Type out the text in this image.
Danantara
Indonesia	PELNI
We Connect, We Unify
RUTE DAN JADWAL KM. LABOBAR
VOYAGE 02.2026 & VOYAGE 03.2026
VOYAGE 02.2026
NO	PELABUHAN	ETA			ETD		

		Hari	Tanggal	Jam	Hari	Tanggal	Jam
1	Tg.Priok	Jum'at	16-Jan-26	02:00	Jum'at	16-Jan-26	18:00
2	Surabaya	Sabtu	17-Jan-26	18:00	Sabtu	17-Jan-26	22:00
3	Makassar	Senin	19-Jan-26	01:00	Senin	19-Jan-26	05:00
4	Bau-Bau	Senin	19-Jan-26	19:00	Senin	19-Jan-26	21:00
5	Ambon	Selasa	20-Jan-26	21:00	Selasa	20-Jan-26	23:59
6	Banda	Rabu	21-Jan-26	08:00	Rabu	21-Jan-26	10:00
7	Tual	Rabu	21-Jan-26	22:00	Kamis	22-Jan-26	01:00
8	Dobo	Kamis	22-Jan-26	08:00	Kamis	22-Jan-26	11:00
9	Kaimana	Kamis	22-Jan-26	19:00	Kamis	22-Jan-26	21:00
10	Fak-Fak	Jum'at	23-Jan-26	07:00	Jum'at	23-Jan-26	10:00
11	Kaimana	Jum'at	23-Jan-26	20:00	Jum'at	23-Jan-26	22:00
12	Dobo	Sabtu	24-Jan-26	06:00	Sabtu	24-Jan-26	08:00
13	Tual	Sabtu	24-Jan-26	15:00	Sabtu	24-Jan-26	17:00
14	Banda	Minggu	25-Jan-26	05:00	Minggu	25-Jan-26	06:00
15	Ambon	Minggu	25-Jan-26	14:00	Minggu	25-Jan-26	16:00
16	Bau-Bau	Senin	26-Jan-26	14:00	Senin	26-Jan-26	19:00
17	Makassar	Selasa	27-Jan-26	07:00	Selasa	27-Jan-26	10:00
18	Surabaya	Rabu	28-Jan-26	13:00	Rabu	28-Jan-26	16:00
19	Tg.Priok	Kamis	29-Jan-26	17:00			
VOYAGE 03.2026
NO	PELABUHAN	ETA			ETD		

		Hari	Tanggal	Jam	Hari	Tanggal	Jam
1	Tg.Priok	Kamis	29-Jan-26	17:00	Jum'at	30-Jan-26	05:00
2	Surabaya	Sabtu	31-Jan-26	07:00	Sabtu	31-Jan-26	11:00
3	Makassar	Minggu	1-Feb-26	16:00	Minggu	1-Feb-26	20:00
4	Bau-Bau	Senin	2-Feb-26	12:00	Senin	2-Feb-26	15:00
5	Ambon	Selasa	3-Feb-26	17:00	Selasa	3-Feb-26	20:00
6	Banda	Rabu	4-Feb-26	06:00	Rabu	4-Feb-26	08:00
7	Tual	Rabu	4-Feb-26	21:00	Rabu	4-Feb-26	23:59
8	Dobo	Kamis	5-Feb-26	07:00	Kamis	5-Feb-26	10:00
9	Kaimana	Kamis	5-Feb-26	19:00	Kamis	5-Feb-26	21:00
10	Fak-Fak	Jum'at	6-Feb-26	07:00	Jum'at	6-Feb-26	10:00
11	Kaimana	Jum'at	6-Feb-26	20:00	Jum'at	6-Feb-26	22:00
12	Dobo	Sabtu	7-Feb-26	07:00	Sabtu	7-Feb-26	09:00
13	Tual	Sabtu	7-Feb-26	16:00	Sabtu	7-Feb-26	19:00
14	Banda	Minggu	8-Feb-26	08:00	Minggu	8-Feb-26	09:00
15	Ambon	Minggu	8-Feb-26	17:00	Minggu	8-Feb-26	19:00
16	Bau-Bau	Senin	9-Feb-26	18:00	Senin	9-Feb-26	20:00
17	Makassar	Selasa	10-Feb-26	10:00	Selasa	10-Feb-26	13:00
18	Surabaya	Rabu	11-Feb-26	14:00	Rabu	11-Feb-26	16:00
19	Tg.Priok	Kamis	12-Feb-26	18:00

——————————

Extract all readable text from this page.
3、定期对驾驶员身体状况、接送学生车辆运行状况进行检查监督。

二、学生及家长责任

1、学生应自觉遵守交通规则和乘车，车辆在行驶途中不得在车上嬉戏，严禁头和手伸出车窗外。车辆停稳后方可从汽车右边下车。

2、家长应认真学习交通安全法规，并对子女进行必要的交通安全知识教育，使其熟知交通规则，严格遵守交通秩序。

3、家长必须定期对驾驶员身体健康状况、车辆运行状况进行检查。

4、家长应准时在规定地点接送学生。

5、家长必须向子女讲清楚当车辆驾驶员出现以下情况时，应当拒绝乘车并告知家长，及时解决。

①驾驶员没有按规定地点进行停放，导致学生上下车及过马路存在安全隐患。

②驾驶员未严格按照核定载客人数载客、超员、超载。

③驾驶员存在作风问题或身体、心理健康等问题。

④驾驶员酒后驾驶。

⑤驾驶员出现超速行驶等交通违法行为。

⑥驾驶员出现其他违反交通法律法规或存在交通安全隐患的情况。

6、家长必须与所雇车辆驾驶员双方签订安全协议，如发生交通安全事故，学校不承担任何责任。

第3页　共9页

——————————

■ Exercise details
Find the word "Minggu" in the material, then list each line that holds it.

■ The completed task
14	Banda	Minggu	25-Jan-26	05:00	Minggu	25-Jan-26	06:00
15	Ambon	Minggu	25-Jan-26	14:00	Minggu	25-Jan-26	16:00
3	Makassar	Minggu	1-Feb-26	16:00	Minggu	1-Feb-26	20:00
14	Banda	Minggu	8-Feb-26	08:00	Minggu	8-Feb-26	09:00
15	Ambon	Minggu	8-Feb-26	17:00	Minggu	8-Feb-26	19:00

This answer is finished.